* Begin Stored records *

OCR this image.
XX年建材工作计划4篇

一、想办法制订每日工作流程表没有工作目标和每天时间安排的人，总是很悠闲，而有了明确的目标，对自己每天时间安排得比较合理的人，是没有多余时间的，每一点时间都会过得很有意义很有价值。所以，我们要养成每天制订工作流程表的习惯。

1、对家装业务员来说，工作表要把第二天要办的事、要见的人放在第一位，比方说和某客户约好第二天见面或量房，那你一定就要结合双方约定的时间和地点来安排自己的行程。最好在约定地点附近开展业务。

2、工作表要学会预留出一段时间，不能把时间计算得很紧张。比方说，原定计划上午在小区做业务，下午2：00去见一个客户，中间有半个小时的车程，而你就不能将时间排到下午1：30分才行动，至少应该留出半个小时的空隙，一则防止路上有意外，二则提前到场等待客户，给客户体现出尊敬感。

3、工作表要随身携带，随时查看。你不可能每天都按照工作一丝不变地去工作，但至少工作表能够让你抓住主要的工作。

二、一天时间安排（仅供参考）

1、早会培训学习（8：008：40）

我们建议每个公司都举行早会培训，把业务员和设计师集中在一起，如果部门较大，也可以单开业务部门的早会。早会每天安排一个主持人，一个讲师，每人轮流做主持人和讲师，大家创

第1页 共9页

* End Stored records *

**Exercise details**:
Repeat the records above exactly as they appear.

**Answer below**:
OCR this image.
XX年建材工作计划4篇

一、想办法制订每日工作流程表没有工作目标和每天时间安排的人，总是很悠闲，而有了明确的目标，对自己每天时间安排得比较合理的人，是没有多余时间的，每一点时间都会过得很有意义很有价值。所以，我们要养成每天制订工作流程表的习惯。

1、对家装业务员来说，工作表要把第二天要办的事、要见的人放在第一位，比方说和某客户约好第二天见面或量房，那你一定就要结合双方约定的时间和地点来安排自己的行程。最好在约定地点附近开展业务。

2、工作表要学会预留出一段时间，不能把时间计算得很紧张。比方说，原定计划上午在小区做业务，下午2：00去见一个客户，中间有半个小时的车程，而你就不能将时间排到下午1：30分才行动，至少应该留出半个小时的空隙，一则防止路上有意外，二则提前到场等待客户，给客户体现出尊敬感。

3、工作表要随身携带，随时查看。你不可能每天都按照工作一丝不变地去工作，但至少工作表能够让你抓住主要的工作。

二、一天时间安排（仅供参考）

1、早会培训学习（8：008：40）

我们建议每个公司都举行早会培训，把业务员和设计师集中在一起，如果部门较大，也可以单开业务部门的早会。早会每天安排一个主持人，一个讲师，每人轮流做主持人和讲师，大家创

第1页 共9页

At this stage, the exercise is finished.